◆ PROBLEM DETAILS: Look through the records below, and copy out every line that holds the string "日元汇率".

◆ Data items:
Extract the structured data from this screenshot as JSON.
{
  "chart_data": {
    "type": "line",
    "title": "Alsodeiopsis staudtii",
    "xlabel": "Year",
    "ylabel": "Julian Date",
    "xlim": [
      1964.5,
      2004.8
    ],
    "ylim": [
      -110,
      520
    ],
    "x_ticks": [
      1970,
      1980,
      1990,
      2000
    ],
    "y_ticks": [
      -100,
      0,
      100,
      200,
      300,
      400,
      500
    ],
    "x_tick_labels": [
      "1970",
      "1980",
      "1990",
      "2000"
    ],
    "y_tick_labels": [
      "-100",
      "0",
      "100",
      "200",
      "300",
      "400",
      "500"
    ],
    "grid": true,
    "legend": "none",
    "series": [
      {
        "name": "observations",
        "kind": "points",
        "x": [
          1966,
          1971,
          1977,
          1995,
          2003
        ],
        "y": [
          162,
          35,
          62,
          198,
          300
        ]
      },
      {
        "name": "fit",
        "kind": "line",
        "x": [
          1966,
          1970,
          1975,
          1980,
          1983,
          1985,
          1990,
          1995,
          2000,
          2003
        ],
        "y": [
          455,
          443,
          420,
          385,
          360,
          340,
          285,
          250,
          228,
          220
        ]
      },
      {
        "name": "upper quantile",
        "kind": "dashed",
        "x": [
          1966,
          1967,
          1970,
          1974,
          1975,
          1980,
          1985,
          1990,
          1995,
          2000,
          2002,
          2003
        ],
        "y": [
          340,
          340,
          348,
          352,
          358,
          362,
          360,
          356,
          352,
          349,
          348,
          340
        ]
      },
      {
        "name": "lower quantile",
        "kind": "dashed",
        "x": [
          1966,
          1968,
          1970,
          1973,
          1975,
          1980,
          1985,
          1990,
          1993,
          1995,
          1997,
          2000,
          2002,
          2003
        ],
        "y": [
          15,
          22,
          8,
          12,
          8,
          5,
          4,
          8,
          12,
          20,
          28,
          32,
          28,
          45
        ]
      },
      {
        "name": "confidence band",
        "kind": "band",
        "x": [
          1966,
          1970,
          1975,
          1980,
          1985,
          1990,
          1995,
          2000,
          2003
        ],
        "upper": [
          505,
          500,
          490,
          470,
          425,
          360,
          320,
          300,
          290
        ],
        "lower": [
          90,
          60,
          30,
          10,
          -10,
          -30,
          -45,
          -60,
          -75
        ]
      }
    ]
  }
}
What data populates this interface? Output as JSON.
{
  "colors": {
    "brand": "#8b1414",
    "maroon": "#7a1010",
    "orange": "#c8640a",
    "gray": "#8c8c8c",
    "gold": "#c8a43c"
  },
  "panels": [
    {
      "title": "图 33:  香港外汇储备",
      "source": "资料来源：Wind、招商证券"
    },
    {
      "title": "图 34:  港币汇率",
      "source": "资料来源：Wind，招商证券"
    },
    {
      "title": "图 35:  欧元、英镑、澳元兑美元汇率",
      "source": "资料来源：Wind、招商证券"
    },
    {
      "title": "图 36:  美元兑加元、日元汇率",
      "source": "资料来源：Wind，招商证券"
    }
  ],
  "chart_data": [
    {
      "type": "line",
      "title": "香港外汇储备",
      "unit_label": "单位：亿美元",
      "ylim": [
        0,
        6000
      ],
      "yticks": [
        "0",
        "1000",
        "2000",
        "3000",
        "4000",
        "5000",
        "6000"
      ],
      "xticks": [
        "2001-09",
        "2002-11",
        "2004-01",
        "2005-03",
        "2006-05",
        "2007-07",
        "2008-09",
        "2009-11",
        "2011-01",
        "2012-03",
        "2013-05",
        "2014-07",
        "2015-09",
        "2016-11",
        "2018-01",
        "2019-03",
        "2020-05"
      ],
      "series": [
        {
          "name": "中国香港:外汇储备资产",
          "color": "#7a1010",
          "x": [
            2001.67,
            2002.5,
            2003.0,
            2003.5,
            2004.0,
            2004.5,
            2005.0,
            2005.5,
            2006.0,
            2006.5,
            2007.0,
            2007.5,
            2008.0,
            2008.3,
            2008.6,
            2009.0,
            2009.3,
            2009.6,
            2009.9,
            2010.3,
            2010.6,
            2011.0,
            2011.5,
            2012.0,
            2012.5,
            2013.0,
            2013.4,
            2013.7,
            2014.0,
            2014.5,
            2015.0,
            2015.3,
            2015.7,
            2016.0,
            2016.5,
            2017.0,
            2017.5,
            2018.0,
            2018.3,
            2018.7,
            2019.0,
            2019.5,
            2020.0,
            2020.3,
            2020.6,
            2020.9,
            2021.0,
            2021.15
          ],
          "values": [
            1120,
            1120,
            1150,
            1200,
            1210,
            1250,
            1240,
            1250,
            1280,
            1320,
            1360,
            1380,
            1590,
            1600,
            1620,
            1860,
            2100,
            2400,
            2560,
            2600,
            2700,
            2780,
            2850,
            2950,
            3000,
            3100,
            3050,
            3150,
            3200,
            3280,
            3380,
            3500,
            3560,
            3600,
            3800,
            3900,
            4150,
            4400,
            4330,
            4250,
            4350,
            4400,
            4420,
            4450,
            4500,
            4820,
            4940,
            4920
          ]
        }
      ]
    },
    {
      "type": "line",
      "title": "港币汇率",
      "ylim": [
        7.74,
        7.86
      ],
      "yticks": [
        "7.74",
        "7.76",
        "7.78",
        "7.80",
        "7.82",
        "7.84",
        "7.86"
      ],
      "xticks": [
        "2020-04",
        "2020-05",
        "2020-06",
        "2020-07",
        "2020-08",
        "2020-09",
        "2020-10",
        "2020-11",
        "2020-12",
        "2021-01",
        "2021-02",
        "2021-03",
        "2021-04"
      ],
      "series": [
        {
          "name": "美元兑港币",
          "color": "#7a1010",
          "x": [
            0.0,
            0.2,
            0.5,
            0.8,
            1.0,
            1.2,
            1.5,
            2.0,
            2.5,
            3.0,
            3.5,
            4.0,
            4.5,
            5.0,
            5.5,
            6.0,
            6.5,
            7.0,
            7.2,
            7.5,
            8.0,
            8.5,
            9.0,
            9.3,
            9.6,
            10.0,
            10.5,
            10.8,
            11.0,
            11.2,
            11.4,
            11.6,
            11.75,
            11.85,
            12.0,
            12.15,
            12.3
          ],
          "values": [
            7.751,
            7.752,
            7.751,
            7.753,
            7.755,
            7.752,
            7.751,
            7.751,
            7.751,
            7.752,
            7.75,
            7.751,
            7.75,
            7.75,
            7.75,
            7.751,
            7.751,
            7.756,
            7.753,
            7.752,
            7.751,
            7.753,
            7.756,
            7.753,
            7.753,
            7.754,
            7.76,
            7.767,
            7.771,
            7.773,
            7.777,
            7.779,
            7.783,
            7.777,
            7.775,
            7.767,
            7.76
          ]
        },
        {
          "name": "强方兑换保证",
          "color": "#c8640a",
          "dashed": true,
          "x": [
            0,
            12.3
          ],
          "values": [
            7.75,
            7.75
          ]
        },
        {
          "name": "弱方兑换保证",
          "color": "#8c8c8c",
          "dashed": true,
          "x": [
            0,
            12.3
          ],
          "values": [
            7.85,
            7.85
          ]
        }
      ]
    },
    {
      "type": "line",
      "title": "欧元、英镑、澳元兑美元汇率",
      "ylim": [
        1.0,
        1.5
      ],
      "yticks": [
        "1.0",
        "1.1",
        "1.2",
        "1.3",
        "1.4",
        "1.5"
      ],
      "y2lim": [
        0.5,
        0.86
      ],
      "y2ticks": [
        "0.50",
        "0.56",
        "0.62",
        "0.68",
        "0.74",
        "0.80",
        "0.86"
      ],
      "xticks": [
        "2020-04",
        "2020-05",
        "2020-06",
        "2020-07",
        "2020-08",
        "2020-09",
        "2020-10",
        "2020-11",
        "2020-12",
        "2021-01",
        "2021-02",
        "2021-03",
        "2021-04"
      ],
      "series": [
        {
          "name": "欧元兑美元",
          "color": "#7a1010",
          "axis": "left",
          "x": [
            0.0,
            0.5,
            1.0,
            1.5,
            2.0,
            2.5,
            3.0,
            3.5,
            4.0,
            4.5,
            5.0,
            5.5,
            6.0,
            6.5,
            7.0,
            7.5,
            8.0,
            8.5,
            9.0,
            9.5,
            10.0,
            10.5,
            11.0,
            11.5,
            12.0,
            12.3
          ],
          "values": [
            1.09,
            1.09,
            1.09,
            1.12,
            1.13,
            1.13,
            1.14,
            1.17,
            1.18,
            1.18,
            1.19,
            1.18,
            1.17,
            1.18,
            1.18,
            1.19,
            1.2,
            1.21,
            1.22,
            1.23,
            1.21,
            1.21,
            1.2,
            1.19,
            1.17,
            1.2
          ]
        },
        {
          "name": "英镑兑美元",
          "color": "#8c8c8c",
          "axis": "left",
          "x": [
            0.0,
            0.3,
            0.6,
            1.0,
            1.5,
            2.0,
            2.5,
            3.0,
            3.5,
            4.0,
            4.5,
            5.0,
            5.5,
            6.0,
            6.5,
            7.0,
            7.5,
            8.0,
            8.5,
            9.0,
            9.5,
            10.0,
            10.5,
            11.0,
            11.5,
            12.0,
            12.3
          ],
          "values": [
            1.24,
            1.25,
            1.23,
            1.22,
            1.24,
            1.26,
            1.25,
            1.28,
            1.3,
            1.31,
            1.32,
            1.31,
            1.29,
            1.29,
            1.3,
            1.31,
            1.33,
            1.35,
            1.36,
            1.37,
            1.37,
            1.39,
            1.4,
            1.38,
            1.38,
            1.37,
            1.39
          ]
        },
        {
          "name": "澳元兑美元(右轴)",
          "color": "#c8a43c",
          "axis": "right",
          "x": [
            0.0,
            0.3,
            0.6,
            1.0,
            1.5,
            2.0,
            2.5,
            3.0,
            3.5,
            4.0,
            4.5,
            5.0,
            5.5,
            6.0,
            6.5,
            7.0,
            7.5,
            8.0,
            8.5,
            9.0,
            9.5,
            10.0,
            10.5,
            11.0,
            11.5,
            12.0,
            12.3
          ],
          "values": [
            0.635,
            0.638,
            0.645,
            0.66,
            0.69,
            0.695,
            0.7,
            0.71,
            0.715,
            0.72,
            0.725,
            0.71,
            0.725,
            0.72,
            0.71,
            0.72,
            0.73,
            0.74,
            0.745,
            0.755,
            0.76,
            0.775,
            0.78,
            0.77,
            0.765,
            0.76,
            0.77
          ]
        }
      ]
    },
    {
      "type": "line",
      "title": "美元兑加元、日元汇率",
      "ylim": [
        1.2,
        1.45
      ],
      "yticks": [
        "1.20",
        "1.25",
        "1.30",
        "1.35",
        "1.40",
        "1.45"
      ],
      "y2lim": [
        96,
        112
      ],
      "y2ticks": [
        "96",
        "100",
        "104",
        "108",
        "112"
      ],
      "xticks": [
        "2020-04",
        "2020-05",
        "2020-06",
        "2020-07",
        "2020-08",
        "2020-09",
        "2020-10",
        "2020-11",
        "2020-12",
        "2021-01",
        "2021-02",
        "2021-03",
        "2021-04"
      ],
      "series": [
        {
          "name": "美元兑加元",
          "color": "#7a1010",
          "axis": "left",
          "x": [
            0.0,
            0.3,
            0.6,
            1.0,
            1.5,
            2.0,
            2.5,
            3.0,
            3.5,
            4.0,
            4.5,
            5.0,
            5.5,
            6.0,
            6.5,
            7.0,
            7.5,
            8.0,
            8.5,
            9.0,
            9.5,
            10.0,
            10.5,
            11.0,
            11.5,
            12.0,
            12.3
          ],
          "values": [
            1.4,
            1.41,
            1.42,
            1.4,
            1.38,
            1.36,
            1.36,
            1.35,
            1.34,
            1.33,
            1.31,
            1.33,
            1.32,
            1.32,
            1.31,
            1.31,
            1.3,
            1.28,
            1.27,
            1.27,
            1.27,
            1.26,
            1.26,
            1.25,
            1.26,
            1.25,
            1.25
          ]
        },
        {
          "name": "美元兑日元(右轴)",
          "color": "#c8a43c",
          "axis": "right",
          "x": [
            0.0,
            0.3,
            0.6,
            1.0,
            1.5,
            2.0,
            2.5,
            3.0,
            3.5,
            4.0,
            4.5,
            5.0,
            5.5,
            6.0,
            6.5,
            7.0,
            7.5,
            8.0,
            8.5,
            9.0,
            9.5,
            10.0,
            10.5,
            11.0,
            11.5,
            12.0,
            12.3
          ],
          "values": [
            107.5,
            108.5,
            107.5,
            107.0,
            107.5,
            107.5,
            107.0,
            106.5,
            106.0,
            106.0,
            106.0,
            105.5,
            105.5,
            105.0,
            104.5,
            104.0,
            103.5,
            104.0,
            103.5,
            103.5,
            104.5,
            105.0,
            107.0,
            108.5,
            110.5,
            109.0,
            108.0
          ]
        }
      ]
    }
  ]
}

◆ SOLVED PROBLEM:
      "title": "图 36:  美元兑加元、日元汇率",
      "title": "美元兑加元、日元汇率",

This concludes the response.